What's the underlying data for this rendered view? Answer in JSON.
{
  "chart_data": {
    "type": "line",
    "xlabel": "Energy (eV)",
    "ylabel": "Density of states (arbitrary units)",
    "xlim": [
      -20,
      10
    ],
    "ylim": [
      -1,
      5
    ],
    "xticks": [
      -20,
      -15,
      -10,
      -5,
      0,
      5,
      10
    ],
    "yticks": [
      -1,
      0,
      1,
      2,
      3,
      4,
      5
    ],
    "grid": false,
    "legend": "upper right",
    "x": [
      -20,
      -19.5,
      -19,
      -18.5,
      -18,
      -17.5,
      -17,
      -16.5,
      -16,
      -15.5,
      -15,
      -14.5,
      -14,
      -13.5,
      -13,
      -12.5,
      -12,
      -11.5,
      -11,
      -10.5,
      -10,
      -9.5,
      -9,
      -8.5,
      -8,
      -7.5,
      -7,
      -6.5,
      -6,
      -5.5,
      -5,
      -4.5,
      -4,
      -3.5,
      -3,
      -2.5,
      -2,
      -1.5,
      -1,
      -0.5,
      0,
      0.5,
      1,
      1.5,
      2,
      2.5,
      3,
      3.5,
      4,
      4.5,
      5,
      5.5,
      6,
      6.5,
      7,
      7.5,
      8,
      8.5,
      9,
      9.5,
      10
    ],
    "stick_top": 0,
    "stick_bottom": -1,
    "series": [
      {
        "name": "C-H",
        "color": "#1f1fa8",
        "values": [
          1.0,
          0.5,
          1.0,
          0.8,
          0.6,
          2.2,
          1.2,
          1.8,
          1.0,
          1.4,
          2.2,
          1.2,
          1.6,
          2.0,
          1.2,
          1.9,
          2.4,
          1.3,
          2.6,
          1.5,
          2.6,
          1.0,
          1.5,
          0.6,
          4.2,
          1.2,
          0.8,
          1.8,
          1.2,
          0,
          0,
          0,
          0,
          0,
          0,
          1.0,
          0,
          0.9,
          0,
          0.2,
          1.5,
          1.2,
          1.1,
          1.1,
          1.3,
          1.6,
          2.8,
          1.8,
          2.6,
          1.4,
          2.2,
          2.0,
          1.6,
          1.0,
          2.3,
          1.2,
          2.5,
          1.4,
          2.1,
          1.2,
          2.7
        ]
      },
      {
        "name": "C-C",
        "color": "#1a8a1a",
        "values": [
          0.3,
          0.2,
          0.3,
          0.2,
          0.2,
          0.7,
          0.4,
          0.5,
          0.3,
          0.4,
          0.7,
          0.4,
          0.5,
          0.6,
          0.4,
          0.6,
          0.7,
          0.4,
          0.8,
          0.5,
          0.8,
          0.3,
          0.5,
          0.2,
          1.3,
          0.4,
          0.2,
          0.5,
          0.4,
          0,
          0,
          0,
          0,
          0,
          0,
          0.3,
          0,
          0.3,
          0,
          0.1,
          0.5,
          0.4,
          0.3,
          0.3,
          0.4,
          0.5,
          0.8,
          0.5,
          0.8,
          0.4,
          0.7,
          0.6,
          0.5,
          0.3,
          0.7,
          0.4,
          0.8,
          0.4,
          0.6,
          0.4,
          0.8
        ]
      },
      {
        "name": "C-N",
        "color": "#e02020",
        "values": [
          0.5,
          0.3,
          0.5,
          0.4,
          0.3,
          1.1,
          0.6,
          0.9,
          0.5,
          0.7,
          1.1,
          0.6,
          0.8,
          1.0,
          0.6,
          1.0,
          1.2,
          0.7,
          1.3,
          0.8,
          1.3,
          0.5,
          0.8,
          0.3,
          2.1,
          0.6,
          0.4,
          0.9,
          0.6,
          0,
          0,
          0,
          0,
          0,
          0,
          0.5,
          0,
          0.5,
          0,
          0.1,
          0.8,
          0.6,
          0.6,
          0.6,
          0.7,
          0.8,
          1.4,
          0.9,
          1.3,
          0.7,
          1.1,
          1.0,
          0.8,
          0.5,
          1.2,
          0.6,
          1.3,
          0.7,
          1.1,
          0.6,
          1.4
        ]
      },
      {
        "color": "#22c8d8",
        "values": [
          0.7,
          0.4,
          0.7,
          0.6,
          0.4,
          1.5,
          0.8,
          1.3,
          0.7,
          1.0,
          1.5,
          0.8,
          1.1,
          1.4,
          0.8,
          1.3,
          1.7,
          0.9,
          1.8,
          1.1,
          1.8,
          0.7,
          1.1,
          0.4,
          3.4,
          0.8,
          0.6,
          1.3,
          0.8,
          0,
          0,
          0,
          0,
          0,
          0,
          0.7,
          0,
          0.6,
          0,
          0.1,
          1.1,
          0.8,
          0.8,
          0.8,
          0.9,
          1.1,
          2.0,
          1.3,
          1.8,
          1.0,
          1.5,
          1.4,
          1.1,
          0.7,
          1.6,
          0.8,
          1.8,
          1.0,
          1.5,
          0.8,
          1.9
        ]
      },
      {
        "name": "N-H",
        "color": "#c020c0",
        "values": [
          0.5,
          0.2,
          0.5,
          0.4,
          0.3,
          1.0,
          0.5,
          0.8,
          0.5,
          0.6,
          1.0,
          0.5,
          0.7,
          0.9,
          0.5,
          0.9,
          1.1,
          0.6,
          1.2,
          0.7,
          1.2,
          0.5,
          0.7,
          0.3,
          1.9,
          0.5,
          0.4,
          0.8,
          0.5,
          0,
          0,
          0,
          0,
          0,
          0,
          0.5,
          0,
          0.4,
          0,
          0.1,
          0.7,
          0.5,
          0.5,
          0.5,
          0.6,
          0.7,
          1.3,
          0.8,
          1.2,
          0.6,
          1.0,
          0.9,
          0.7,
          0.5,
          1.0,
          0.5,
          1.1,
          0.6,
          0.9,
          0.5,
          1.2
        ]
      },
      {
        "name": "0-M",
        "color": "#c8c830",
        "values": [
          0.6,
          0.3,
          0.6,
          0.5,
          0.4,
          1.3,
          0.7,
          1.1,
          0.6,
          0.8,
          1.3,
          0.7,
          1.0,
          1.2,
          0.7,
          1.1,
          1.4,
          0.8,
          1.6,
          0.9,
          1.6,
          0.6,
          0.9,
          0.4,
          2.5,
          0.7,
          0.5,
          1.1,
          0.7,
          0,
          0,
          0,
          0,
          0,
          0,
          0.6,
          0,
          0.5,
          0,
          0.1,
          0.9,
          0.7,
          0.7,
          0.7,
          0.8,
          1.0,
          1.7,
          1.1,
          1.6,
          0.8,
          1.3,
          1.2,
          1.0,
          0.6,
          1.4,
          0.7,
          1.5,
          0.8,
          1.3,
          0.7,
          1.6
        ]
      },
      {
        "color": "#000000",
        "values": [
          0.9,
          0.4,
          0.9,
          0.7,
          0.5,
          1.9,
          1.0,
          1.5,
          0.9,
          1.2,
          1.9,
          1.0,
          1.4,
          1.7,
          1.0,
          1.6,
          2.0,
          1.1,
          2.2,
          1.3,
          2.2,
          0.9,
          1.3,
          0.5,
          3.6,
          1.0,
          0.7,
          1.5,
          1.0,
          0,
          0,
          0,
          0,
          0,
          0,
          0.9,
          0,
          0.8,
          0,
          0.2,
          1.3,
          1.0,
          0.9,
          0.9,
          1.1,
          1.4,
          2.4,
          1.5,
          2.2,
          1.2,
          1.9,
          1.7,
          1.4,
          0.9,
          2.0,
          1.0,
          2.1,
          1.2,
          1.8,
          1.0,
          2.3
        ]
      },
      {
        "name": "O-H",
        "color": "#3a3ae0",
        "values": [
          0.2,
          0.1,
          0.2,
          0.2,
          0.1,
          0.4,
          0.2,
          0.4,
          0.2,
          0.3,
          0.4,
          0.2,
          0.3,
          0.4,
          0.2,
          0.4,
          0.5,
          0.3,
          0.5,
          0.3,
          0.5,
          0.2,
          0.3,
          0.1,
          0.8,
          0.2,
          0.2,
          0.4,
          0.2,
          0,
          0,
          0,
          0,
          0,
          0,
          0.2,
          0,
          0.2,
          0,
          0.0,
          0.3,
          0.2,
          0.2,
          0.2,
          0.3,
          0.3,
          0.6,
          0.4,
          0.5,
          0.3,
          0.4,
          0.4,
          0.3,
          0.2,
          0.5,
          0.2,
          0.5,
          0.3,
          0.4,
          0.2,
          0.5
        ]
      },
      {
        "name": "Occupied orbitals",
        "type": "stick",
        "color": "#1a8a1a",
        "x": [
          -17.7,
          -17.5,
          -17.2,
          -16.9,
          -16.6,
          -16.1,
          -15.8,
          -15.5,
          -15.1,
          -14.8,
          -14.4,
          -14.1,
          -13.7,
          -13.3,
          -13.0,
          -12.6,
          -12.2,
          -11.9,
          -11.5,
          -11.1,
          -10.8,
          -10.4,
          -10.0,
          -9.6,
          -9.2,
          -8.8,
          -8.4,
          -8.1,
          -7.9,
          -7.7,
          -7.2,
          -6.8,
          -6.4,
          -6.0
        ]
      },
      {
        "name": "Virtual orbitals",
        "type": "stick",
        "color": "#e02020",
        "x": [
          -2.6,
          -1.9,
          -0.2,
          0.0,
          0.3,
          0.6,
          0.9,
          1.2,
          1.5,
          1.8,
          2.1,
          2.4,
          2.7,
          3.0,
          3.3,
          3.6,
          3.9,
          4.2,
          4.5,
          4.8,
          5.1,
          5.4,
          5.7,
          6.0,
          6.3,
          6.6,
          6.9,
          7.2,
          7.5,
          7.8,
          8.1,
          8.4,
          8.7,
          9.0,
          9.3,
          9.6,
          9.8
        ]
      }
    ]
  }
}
::::
WRITTEN REQUEST: Find each line in the records holding the string "color" and show it.

SOLUTION FOR THIS TASK:
        "color": "#1f1fa8",
        "color": "#1a8a1a",
        "color": "#e02020",
        "color": "#22c8d8",
        "color": "#c020c0",
        "color": "#c8c830",
        "color": "#000000",
        "color": "#3a3ae0",
        "color": "#1a8a1a",
        "color": "#e02020",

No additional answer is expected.